§ **Objective**:
Gather up all lines that carry the word "中国氢能源及燃料电池产业白皮书".

§ **Supplied data**:
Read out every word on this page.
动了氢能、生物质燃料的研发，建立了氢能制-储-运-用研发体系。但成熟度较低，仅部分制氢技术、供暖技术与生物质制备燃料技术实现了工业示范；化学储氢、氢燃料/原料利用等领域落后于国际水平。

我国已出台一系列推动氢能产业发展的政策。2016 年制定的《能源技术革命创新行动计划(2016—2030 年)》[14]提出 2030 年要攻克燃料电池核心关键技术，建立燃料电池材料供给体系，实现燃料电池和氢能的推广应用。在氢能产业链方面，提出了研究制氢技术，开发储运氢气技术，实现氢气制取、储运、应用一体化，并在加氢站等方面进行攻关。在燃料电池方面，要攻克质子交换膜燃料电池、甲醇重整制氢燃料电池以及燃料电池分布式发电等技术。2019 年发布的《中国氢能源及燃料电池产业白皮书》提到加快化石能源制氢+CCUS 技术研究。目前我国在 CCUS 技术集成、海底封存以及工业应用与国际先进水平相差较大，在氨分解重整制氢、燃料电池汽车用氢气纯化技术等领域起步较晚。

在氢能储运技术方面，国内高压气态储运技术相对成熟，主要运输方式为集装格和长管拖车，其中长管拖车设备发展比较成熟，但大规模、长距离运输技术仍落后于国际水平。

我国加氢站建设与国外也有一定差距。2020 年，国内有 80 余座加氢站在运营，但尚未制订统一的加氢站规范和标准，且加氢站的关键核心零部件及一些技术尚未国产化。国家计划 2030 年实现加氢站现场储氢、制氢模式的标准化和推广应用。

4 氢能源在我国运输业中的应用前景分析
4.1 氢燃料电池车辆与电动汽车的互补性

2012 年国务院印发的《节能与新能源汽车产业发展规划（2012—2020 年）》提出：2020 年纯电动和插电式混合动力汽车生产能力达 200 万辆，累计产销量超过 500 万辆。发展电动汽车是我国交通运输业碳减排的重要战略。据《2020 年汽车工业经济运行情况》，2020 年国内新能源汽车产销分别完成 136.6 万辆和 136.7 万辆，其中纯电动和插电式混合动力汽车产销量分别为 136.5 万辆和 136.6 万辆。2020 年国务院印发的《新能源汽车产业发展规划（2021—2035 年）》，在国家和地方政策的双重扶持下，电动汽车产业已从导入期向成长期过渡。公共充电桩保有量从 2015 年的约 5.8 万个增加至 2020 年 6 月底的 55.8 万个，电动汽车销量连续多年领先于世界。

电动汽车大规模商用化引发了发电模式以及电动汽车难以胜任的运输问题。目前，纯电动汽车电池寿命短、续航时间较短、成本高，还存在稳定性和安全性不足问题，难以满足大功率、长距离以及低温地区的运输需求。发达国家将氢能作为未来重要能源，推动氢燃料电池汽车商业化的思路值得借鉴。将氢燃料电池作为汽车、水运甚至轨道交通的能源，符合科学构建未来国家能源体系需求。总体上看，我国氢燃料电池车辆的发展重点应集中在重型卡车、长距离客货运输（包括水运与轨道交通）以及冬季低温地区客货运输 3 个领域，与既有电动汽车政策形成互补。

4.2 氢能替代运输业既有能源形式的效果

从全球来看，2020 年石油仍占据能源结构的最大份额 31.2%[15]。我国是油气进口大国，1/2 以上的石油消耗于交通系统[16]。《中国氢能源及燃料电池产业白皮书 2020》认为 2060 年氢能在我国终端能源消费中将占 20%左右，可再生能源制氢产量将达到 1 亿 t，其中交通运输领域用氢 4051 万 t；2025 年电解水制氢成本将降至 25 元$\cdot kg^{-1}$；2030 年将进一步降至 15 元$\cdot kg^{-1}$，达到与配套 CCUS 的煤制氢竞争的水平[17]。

§ **Response to the exercise**:
我国已出台一系列推动氢能产业发展的政策。2016 年制定的《能源技术革命创新行动计划(2016—2030 年)》[14]提出 2030 年要攻克燃料电池核心关键技术，建立燃料电池材料供给体系，实现燃料电池和氢能的推广应用。在氢能产业链方面，提出了研究制氢技术，开发储运氢气技术，实现氢气制取、储运、应用一体化，并在加氢站等方面进行攻关。在燃料电池方面，要攻克质子交换膜燃料电池、甲醇重整制氢燃料电池以及燃料电池分布式发电等技术。2019 年发布的《中国氢能源及燃料电池产业白皮书》提到加快化石能源制氢+CCUS 技术研究。目前我国在 CCUS 技术集成、海底封存以及工业应用与国际先进水平相差较大，在氨分解重整制氢、燃料电池汽车用氢气纯化技术等领域起步较晚。
从全球来看，2020 年石油仍占据能源结构的最大份额 31.2%[15]。我国是油气进口大国，1/2 以上的石油消耗于交通系统[16]。《中国氢能源及燃料电池产业白皮书 2020》认为 2060 年氢能在我国终端能源消费中将占 20%左右，可再生能源制氢产量将达到 1 亿 t，其中交通运输领域用氢 4051 万 t；2025 年电解水制氢成本将降至 25 元$\cdot kg^{-1}$；2030 年将进一步降至 15 元$\cdot kg^{-1}$，达到与配套 CCUS 的煤制氢竞争的水平[17]。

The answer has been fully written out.